=== Written exercise ===
Write each line out again exactly as written.

<<<<

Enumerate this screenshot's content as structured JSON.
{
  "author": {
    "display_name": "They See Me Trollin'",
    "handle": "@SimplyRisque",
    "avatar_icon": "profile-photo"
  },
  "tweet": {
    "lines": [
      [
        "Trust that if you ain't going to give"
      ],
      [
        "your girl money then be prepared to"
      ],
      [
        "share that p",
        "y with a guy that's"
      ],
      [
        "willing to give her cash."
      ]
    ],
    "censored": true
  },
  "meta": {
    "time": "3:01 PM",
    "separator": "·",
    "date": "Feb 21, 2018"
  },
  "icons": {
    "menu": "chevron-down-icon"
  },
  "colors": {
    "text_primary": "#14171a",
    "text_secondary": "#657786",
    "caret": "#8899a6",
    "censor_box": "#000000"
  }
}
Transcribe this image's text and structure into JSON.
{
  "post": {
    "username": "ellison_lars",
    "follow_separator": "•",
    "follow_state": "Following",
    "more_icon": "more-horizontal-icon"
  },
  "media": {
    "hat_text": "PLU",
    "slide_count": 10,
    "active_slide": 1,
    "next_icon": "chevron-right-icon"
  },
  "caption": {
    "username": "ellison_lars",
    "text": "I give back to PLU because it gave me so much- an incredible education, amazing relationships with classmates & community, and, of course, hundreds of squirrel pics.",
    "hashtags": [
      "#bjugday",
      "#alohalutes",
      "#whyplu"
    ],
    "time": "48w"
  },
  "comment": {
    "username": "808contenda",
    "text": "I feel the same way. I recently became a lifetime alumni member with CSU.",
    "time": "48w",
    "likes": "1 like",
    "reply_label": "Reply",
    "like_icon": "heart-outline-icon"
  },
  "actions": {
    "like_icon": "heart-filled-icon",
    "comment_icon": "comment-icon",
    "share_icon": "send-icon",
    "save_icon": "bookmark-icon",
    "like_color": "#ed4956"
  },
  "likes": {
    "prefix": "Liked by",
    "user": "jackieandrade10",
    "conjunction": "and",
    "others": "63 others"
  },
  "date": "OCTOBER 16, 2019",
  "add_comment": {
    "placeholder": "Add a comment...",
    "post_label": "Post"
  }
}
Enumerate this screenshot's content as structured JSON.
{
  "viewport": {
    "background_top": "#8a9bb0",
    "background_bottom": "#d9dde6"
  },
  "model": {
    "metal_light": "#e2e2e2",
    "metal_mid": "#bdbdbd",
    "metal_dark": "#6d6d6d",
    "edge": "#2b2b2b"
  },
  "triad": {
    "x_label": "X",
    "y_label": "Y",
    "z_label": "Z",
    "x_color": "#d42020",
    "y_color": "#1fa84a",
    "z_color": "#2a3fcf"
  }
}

>>>>

=== Result of the task ===
Enumerate this screenshot's content as structured JSON.
{
  "author": {
    "display_name": "They See Me Trollin'",
    "handle": "@SimplyRisque",
    "avatar_icon": "profile-photo"
  },
  "tweet": {
    "lines": [
      [
        "Trust that if you ain't going to give"
      ],
      [
        "your girl money then be prepared to"
      ],
      [
        "share that p",
        "y with a guy that's"
      ],
      [
        "willing to give her cash."
      ]
    ],
    "censored": true
  },
  "meta": {
    "time": "3:01 PM",
    "separator": "·",
    "date": "Feb 21, 2018"
  },
  "icons": {
    "menu": "chevron-down-icon"
  },
  "colors": {
    "text_primary": "#14171a",
    "text_secondary": "#657786",
    "caret": "#8899a6",
    "censor_box": "#000000"
  }
}
Transcribe this image's text and structure into JSON.
{
  "post": {
    "username": "ellison_lars",
    "follow_separator": "•",
    "follow_state": "Following",
    "more_icon": "more-horizontal-icon"
  },
  "media": {
    "hat_text": "PLU",
    "slide_count": 10,
    "active_slide": 1,
    "next_icon": "chevron-right-icon"
  },
  "caption": {
    "username": "ellison_lars",
    "text": "I give back to PLU because it gave me so much- an incredible education, amazing relationships with classmates & community, and, of course, hundreds of squirrel pics.",
    "hashtags": [
      "#bjugday",
      "#alohalutes",
      "#whyplu"
    ],
    "time": "48w"
  },
  "comment": {
    "username": "808contenda",
    "text": "I feel the same way. I recently became a lifetime alumni member with CSU.",
    "time": "48w",
    "likes": "1 like",
    "reply_label": "Reply",
    "like_icon": "heart-outline-icon"
  },
  "actions": {
    "like_icon": "heart-filled-icon",
    "comment_icon": "comment-icon",
    "share_icon": "send-icon",
    "save_icon": "bookmark-icon",
    "like_color": "#ed4956"
  },
  "likes": {
    "prefix": "Liked by",
    "user": "jackieandrade10",
    "conjunction": "and",
    "others": "63 others"
  },
  "date": "OCTOBER 16, 2019",
  "add_comment": {
    "placeholder": "Add a comment...",
    "post_label": "Post"
  }
}
Enumerate this screenshot's content as structured JSON.
{
  "viewport": {
    "background_top": "#8a9bb0",
    "background_bottom": "#d9dde6"
  },
  "model": {
    "metal_light": "#e2e2e2",
    "metal_mid": "#bdbdbd",
    "metal_dark": "#6d6d6d",
    "edge": "#2b2b2b"
  },
  "triad": {
    "x_label": "X",
    "y_label": "Y",
    "z_label": "Z",
    "x_color": "#d42020",
    "y_color": "#1fa84a",
    "z_color": "#2a3fcf"
  }
}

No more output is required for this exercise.